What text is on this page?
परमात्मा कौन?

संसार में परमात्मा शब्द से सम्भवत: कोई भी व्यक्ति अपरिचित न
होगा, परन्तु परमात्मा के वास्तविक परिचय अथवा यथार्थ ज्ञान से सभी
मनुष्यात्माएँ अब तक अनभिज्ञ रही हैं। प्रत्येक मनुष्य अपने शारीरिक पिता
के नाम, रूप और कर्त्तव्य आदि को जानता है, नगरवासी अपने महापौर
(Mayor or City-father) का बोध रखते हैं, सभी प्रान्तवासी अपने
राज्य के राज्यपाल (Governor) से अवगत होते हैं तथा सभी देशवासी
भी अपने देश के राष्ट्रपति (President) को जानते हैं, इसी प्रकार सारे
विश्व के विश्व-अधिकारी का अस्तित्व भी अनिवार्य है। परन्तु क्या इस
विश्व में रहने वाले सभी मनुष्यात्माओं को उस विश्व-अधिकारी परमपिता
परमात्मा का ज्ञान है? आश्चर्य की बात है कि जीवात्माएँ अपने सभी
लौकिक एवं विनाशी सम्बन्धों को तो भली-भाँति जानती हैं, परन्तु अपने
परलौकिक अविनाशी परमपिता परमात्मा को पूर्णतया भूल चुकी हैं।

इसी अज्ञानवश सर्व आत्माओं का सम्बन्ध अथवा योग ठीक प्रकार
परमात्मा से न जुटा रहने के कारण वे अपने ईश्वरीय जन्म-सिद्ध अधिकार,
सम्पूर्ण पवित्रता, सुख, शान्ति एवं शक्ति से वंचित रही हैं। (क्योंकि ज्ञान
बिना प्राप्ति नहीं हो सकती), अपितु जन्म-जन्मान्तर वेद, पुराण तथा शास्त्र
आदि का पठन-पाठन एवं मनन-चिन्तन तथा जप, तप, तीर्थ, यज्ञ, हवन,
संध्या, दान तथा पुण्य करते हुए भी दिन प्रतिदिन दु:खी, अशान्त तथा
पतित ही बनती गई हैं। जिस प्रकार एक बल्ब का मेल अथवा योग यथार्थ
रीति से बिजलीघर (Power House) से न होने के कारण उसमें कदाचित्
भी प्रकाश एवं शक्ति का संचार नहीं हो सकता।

_PROBLEM DESCRIPTION_.
Extract every entry in the listing word for word.

_RESPONSE_.
What text is on this page?
परमात्मा कौन?

संसार में परमात्मा शब्द से सम्भवत: कोई भी व्यक्ति अपरिचित न
होगा, परन्तु परमात्मा के वास्तविक परिचय अथवा यथार्थ ज्ञान से सभी
मनुष्यात्माएँ अब तक अनभिज्ञ रही हैं। प्रत्येक मनुष्य अपने शारीरिक पिता
के नाम, रूप और कर्त्तव्य आदि को जानता है, नगरवासी अपने महापौर
(Mayor or City-father) का बोध रखते हैं, सभी प्रान्तवासी अपने
राज्य के राज्यपाल (Governor) से अवगत होते हैं तथा सभी देशवासी
भी अपने देश के राष्ट्रपति (President) को जानते हैं, इसी प्रकार सारे
विश्व के विश्व-अधिकारी का अस्तित्व भी अनिवार्य है। परन्तु क्या इस
विश्व में रहने वाले सभी मनुष्यात्माओं को उस विश्व-अधिकारी परमपिता
परमात्मा का ज्ञान है? आश्चर्य की बात है कि जीवात्माएँ अपने सभी
लौकिक एवं विनाशी सम्बन्धों को तो भली-भाँति जानती हैं, परन्तु अपने
परलौकिक अविनाशी परमपिता परमात्मा को पूर्णतया भूल चुकी हैं।

इसी अज्ञानवश सर्व आत्माओं का सम्बन्ध अथवा योग ठीक प्रकार
परमात्मा से न जुटा रहने के कारण वे अपने ईश्वरीय जन्म-सिद्ध अधिकार,
सम्पूर्ण पवित्रता, सुख, शान्ति एवं शक्ति से वंचित रही हैं। (क्योंकि ज्ञान
बिना प्राप्ति नहीं हो सकती), अपितु जन्म-जन्मान्तर वेद, पुराण तथा शास्त्र
आदि का पठन-पाठन एवं मनन-चिन्तन तथा जप, तप, तीर्थ, यज्ञ, हवन,
संध्या, दान तथा पुण्य करते हुए भी दिन प्रतिदिन दु:खी, अशान्त तथा
पतित ही बनती गई हैं। जिस प्रकार एक बल्ब का मेल अथवा योग यथार्थ
रीति से बिजलीघर (Power House) से न होने के कारण उसमें कदाचित्
भी प्रकाश एवं शक्ति का संचार नहीं हो सकता।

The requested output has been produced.